Given task:
Without the images, write out the whole listing exactly.

Items:
________________________

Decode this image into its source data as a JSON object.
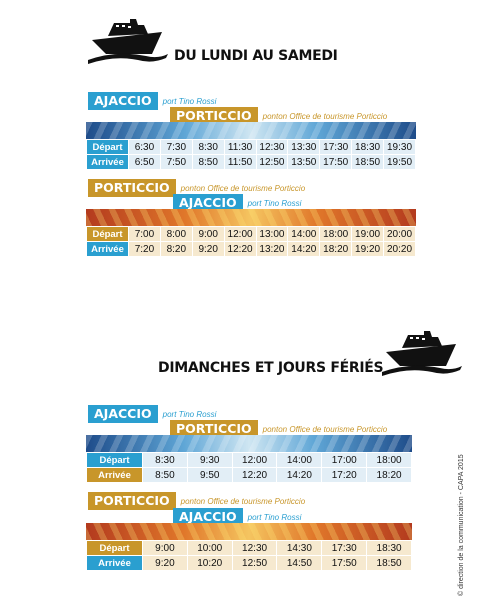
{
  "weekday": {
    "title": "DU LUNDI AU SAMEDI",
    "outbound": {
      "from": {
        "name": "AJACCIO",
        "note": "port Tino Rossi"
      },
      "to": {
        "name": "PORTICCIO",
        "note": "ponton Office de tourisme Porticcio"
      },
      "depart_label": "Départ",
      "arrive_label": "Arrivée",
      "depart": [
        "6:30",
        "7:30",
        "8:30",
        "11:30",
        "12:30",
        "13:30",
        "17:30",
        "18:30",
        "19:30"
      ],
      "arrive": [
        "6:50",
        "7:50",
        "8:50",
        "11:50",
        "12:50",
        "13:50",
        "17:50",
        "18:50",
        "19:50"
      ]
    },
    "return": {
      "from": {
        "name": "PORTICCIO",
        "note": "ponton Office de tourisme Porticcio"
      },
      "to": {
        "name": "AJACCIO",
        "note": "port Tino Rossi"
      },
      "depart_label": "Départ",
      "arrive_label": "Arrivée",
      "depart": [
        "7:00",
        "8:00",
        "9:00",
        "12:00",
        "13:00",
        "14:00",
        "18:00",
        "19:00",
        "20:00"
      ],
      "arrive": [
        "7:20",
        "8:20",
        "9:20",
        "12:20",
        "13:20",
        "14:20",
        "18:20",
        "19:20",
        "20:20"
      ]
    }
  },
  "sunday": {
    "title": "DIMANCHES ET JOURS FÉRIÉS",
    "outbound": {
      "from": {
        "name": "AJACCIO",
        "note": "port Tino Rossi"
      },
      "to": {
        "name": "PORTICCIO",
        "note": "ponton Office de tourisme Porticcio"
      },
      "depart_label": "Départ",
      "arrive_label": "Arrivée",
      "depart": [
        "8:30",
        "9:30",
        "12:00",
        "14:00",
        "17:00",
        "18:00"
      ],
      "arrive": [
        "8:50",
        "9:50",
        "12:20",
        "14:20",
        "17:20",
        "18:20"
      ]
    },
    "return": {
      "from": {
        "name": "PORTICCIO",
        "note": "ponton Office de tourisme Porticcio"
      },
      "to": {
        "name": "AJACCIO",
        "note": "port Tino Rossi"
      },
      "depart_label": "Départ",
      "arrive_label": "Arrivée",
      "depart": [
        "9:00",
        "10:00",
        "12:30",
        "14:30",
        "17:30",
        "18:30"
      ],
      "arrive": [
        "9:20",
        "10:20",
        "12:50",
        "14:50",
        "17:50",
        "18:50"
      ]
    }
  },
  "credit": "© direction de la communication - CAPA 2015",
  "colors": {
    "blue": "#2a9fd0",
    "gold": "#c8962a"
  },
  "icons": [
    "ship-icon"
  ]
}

________________________

The output:
Decode this image into its source data as a JSON object.
{
  "weekday": {
    "title": "DU LUNDI AU SAMEDI",
    "outbound": {
      "from": {
        "name": "AJACCIO",
        "note": "port Tino Rossi"
      },
      "to": {
        "name": "PORTICCIO",
        "note": "ponton Office de tourisme Porticcio"
      },
      "depart_label": "Départ",
      "arrive_label": "Arrivée",
      "depart": [
        "6:30",
        "7:30",
        "8:30",
        "11:30",
        "12:30",
        "13:30",
        "17:30",
        "18:30",
        "19:30"
      ],
      "arrive": [
        "6:50",
        "7:50",
        "8:50",
        "11:50",
        "12:50",
        "13:50",
        "17:50",
        "18:50",
        "19:50"
      ]
    },
    "return": {
      "from": {
        "name": "PORTICCIO",
        "note": "ponton Office de tourisme Porticcio"
      },
      "to": {
        "name": "AJACCIO",
        "note": "port Tino Rossi"
      },
      "depart_label": "Départ",
      "arrive_label": "Arrivée",
      "depart": [
        "7:00",
        "8:00",
        "9:00",
        "12:00",
        "13:00",
        "14:00",
        "18:00",
        "19:00",
        "20:00"
      ],
      "arrive": [
        "7:20",
        "8:20",
        "9:20",
        "12:20",
        "13:20",
        "14:20",
        "18:20",
        "19:20",
        "20:20"
      ]
    }
  },
  "sunday": {
    "title": "DIMANCHES ET JOURS FÉRIÉS",
    "outbound": {
      "from": {
        "name": "AJACCIO",
        "note": "port Tino Rossi"
      },
      "to": {
        "name": "PORTICCIO",
        "note": "ponton Office de tourisme Porticcio"
      },
      "depart_label": "Départ",
      "arrive_label": "Arrivée",
      "depart": [
        "8:30",
        "9:30",
        "12:00",
        "14:00",
        "17:00",
        "18:00"
      ],
      "arrive": [
        "8:50",
        "9:50",
        "12:20",
        "14:20",
        "17:20",
        "18:20"
      ]
    },
    "return": {
      "from": {
        "name": "PORTICCIO",
        "note": "ponton Office de tourisme Porticcio"
      },
      "to": {
        "name": "AJACCIO",
        "note": "port Tino Rossi"
      },
      "depart_label": "Départ",
      "arrive_label": "Arrivée",
      "depart": [
        "9:00",
        "10:00",
        "12:30",
        "14:30",
        "17:30",
        "18:30"
      ],
      "arrive": [
        "9:20",
        "10:20",
        "12:50",
        "14:50",
        "17:50",
        "18:50"
      ]
    }
  },
  "credit": "© direction de la communication - CAPA 2015",
  "colors": {
    "blue": "#2a9fd0",
    "gold": "#c8962a"
  },
  "icons": [
    "ship-icon"
  ]
}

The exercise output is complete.